Direction> Look for the string "sich" in every line, and copy each line that has it.

═══ Source data ═══

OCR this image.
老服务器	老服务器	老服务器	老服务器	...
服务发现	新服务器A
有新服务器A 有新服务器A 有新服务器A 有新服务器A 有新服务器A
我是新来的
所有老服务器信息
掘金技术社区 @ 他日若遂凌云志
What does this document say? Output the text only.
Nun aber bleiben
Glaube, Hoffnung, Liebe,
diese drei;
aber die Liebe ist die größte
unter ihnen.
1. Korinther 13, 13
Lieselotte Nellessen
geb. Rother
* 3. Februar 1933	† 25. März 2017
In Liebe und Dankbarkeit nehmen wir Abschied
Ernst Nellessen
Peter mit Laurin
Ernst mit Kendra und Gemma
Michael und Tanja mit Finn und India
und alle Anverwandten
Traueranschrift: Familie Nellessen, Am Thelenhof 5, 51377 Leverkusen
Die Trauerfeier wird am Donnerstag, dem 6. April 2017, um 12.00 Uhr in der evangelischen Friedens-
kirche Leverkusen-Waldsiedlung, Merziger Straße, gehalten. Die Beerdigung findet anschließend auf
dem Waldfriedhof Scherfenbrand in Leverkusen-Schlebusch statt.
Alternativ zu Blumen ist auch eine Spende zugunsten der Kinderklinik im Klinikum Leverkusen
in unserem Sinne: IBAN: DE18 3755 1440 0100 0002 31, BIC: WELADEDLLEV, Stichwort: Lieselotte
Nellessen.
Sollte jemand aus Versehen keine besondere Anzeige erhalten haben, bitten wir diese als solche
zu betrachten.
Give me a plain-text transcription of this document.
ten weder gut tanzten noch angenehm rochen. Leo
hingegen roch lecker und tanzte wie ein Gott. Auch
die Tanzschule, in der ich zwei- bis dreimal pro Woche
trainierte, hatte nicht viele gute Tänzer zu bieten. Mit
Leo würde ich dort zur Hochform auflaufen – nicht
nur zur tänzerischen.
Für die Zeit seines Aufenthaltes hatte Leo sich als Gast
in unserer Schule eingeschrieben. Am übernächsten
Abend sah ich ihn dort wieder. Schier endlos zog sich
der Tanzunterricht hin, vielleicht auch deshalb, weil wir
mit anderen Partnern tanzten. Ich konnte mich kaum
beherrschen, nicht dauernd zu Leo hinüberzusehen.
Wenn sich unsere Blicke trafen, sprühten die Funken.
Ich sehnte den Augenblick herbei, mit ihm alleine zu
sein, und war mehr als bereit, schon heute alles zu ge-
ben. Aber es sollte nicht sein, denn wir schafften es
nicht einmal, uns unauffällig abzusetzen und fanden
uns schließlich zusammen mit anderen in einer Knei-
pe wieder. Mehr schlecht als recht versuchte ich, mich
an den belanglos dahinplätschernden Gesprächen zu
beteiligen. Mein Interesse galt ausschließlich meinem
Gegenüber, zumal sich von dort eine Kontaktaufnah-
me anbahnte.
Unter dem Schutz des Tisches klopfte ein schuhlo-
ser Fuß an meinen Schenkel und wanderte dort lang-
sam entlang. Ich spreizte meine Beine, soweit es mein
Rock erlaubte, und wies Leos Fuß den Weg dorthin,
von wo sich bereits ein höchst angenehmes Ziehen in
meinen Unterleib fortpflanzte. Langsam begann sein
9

═══

Finished exercise>
Für die Zeit seines Aufenthaltes hatte Leo sich als Gast
Abend sah ich ihn dort wieder. Schier endlos zog sich
Wenn sich unsere Blicke trafen, sprühten die Funken.
Gegenüber, zumal sich von dort eine Kontaktaufnah-
von wo sich bereits ein höchst angenehmes Ziehen in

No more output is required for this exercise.